(Beginning of Records to use)

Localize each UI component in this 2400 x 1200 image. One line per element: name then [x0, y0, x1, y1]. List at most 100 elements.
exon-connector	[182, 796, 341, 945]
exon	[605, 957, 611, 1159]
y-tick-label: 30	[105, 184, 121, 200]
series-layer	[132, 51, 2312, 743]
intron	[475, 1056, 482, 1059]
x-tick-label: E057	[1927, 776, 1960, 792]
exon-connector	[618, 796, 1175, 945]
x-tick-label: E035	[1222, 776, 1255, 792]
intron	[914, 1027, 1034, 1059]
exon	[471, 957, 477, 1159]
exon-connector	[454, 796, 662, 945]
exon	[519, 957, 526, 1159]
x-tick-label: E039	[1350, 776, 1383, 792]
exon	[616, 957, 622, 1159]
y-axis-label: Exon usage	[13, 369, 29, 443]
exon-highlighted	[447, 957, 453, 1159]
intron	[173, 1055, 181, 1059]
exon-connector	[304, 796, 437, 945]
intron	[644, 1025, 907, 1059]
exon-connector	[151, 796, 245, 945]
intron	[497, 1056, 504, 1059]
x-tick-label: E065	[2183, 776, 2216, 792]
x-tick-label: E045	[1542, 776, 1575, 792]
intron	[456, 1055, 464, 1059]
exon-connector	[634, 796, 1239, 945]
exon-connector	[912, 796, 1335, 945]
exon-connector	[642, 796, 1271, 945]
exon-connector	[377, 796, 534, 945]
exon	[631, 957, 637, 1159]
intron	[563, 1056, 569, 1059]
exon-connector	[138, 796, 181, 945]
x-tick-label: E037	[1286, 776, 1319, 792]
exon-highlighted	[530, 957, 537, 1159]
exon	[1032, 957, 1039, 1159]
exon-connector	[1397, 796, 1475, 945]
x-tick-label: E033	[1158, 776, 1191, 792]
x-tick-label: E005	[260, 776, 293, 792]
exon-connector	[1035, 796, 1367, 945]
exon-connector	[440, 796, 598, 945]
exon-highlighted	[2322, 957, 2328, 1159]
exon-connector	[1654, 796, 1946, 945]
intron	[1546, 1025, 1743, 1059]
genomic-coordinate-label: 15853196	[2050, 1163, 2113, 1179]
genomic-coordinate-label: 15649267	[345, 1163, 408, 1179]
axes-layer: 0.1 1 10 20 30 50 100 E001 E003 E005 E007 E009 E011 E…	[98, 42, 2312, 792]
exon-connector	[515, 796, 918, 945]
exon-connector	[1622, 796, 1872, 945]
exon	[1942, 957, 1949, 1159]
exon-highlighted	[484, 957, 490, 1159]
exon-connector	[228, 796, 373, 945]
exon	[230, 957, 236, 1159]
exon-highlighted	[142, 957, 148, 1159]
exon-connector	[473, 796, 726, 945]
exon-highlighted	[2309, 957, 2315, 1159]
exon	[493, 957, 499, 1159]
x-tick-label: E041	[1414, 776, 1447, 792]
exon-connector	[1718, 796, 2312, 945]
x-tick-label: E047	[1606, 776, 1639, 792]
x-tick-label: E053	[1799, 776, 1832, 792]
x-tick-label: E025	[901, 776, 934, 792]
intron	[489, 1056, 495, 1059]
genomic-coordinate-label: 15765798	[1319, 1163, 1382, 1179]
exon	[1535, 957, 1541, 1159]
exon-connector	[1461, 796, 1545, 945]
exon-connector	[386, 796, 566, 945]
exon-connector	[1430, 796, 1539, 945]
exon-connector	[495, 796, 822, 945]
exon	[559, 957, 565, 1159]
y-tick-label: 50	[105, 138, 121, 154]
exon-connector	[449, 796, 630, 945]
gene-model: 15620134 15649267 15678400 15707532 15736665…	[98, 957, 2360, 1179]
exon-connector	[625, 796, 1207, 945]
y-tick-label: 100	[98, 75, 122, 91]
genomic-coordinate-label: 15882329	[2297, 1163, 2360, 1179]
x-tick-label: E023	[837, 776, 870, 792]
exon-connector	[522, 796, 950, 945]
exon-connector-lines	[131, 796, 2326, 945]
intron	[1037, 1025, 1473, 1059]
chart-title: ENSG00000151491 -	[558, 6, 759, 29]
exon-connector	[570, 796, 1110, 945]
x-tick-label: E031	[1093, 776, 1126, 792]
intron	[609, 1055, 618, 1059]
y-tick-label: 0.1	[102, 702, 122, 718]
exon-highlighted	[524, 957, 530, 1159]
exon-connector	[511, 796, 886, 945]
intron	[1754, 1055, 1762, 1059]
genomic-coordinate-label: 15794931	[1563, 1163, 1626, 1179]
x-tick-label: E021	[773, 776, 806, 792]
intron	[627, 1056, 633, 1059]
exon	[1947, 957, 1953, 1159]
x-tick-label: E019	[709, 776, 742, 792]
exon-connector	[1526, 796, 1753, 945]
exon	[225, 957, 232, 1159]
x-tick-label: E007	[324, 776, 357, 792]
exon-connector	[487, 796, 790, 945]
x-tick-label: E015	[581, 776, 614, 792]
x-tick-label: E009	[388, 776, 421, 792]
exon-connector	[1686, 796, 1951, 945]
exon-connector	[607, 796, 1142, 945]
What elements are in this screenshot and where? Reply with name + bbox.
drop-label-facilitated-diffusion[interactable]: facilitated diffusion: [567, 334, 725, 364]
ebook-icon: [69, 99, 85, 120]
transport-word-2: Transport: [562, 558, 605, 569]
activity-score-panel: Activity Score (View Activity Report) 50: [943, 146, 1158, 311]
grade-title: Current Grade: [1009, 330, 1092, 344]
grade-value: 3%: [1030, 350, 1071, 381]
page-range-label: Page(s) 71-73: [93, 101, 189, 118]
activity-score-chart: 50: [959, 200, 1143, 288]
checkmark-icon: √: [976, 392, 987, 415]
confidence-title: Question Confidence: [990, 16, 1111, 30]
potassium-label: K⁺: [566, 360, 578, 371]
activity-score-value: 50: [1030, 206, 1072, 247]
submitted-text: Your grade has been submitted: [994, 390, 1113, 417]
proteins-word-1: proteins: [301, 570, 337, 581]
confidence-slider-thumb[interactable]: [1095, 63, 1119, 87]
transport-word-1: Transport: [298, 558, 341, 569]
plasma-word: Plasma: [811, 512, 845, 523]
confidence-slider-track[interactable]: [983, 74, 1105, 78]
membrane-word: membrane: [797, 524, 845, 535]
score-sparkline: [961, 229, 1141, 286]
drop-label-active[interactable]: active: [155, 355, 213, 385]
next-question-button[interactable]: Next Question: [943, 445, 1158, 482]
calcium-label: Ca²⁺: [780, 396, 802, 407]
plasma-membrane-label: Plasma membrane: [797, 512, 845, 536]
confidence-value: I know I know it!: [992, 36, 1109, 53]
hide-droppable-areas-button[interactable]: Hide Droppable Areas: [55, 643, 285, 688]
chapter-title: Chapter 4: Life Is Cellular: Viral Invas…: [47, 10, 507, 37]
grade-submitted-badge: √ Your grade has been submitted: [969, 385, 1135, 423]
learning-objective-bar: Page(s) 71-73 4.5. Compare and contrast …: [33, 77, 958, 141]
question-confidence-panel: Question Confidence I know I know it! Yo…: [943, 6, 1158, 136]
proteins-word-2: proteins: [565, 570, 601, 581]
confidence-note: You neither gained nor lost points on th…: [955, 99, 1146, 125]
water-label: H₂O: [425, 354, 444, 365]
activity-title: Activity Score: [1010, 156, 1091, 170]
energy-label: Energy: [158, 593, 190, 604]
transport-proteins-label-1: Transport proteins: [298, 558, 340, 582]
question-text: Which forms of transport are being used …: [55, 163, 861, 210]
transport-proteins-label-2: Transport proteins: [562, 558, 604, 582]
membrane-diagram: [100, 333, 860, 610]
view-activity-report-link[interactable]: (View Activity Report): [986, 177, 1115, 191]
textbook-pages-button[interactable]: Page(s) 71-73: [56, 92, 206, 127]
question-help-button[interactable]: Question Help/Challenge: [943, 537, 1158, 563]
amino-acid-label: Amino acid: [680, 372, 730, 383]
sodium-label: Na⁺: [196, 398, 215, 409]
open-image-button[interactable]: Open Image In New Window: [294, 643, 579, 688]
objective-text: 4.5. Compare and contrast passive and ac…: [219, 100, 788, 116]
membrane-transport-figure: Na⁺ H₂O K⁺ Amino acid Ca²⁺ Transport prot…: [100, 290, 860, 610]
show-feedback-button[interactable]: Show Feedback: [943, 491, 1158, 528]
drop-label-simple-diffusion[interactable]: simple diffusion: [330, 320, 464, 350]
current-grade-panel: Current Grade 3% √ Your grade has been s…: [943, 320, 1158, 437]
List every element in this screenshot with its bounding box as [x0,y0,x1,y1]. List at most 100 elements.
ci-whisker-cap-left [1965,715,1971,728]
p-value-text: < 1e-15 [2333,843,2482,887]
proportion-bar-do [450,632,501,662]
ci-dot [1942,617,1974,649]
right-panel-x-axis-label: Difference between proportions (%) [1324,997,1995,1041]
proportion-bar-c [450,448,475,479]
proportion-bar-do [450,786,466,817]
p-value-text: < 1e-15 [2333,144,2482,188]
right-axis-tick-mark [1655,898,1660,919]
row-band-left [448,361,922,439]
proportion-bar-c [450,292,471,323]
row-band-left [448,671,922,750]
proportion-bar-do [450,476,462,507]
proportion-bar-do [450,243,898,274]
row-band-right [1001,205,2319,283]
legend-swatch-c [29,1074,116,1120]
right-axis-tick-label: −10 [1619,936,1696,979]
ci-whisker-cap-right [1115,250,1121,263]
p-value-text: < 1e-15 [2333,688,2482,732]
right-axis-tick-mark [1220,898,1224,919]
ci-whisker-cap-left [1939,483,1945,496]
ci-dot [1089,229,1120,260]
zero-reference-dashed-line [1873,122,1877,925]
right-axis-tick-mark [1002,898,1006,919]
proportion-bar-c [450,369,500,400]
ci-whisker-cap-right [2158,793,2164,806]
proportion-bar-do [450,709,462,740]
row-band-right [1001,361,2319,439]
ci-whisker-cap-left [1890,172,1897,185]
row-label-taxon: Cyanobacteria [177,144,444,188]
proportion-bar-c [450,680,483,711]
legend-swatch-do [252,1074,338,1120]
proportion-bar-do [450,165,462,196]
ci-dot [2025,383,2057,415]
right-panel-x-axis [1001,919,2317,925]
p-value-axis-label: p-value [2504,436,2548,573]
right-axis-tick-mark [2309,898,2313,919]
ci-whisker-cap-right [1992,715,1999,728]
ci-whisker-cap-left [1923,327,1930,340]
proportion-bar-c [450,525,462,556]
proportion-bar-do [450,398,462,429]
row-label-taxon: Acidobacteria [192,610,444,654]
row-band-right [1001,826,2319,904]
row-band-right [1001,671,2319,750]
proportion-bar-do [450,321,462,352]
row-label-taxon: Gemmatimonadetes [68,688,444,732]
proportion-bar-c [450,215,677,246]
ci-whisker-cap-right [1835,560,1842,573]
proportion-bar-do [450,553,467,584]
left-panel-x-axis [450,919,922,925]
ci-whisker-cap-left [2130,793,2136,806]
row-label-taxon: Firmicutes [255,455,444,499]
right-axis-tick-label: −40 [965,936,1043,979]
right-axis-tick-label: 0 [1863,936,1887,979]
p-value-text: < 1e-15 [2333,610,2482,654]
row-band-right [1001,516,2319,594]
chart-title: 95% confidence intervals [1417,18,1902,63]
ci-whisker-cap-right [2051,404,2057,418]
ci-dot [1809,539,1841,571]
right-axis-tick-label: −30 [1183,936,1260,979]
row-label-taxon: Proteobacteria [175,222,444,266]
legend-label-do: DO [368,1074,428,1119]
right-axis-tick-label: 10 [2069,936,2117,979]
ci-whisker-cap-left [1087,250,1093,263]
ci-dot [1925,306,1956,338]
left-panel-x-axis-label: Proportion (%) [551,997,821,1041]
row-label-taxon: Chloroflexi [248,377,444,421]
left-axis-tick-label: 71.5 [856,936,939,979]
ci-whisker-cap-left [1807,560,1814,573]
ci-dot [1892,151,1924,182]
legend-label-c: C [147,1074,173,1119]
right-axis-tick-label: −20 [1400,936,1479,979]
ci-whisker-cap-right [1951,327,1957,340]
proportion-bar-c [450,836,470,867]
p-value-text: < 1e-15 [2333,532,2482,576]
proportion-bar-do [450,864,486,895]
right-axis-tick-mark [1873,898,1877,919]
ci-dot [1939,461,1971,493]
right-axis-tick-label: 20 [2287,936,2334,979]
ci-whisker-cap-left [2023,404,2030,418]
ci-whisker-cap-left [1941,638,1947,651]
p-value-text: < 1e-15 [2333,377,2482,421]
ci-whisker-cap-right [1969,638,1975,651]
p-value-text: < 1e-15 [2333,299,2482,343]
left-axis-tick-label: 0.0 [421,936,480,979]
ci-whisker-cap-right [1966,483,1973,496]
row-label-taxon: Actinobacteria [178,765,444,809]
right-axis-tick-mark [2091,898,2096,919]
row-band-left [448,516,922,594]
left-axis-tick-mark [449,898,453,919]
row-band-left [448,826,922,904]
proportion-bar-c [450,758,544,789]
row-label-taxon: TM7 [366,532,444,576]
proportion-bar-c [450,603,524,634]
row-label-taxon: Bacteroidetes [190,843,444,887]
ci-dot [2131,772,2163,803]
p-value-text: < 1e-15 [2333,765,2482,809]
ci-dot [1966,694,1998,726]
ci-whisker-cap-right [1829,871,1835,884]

(End of Records to use)

All lines holding the word "coordinate" must be found in the listing and copied.

genomic-coordinate-label: 15853196	[2050, 1163, 2113, 1179]
genomic-coordinate-label: 15649267	[345, 1163, 408, 1179]
genomic-coordinate-label: 15765798	[1319, 1163, 1382, 1179]
genomic-coordinate-label: 15882329	[2297, 1163, 2360, 1179]
genomic-coordinate-label: 15794931	[1563, 1163, 1626, 1179]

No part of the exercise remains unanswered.